Select every line holding the word "ffffff" and copy it.

++++++++++++++++++++

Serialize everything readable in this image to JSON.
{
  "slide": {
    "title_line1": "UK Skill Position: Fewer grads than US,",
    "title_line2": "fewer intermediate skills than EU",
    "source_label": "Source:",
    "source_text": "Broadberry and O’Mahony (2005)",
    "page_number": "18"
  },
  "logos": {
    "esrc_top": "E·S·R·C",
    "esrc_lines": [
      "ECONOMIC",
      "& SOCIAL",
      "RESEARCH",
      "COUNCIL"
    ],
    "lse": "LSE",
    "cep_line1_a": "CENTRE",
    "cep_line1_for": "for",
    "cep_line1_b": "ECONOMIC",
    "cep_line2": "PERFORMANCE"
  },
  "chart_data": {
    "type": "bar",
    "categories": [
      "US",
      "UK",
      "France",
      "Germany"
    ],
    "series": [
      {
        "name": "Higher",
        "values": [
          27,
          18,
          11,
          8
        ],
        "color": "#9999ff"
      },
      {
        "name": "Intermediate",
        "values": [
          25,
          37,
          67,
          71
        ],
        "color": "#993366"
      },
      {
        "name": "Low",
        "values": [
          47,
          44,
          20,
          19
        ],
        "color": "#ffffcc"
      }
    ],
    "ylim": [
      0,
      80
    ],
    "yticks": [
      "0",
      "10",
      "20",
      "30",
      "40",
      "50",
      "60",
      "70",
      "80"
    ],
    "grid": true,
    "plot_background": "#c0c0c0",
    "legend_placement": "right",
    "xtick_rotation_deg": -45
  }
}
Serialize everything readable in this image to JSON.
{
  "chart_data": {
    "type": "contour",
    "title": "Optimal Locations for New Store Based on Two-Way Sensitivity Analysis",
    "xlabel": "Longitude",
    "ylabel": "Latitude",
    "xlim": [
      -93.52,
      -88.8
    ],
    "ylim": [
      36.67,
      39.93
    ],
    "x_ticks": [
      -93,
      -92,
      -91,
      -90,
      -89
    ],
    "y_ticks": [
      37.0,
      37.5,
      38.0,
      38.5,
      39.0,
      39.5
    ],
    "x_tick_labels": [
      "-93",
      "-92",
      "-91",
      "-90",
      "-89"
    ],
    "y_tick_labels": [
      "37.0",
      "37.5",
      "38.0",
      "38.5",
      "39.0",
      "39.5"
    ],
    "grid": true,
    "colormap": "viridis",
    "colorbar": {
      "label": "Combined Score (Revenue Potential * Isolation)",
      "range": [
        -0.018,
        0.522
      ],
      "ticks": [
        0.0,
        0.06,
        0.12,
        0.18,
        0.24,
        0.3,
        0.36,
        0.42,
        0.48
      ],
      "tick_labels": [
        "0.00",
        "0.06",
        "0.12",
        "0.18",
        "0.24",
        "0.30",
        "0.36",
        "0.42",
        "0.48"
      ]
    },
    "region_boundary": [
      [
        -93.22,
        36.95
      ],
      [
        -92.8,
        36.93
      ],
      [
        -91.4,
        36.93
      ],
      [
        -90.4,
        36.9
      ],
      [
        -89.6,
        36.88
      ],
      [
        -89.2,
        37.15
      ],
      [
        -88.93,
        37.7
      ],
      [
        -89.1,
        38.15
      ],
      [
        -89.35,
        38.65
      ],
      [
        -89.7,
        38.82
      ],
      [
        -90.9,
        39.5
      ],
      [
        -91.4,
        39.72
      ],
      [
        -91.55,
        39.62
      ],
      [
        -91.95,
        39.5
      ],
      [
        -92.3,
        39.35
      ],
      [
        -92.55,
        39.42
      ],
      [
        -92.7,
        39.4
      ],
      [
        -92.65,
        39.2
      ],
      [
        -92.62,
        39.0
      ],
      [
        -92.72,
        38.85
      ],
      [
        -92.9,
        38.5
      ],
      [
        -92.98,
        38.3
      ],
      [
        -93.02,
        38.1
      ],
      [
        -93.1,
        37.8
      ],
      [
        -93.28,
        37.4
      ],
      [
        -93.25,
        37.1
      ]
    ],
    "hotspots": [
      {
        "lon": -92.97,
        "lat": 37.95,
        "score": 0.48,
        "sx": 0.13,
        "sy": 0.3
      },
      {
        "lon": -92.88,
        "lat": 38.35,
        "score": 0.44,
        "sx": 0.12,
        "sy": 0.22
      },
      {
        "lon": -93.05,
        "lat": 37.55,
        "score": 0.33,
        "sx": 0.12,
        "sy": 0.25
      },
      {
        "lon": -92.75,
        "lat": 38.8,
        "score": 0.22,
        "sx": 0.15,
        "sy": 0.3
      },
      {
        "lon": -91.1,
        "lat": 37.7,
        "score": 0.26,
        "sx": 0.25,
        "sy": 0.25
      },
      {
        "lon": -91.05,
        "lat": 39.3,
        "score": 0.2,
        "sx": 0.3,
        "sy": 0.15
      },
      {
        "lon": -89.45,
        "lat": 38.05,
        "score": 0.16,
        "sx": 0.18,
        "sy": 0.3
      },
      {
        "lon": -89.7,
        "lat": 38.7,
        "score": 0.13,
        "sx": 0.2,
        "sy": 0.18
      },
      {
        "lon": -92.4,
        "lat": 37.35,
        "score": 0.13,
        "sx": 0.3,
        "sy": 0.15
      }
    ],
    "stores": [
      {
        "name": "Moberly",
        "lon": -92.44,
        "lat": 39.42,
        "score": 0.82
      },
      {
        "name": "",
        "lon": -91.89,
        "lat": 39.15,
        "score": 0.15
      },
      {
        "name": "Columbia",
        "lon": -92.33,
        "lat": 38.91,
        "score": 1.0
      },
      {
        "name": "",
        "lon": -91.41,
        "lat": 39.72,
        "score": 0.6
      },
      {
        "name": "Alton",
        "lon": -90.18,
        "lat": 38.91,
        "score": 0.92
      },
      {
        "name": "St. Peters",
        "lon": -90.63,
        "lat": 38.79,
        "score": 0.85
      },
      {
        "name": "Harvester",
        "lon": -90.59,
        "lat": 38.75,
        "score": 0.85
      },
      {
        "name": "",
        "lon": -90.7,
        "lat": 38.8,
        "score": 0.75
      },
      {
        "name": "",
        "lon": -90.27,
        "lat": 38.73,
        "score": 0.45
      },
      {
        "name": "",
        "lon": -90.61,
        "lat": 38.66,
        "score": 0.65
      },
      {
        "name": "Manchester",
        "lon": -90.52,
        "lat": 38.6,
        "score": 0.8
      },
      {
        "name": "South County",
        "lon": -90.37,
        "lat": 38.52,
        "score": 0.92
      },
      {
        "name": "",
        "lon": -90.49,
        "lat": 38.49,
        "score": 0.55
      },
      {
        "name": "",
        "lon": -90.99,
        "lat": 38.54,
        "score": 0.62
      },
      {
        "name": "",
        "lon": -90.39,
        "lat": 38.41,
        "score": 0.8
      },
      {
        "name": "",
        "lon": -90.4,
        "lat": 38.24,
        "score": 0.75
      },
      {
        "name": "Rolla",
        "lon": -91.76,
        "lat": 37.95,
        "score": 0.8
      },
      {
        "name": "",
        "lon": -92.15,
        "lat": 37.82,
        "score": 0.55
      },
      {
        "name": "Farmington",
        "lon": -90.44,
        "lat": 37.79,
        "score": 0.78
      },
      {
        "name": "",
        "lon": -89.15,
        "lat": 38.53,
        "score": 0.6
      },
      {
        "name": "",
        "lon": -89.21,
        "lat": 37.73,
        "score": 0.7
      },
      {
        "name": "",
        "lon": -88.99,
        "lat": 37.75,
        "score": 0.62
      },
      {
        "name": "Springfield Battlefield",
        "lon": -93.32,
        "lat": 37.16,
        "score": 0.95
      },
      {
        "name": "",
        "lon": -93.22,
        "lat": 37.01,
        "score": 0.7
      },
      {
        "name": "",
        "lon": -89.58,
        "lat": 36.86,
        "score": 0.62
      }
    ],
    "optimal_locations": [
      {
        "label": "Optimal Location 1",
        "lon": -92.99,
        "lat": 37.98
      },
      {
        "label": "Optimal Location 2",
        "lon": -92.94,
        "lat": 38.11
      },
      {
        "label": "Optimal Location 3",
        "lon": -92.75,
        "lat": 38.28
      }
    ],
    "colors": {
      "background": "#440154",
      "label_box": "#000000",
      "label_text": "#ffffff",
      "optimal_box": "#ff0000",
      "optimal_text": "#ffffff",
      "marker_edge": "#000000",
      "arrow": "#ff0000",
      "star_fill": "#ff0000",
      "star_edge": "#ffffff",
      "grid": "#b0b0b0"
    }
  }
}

++++++++++++++++++++

### CORRECT OUTPUT
      "label_text": "#ffffff",
      "optimal_text": "#ffffff",
      "star_edge": "#ffffff",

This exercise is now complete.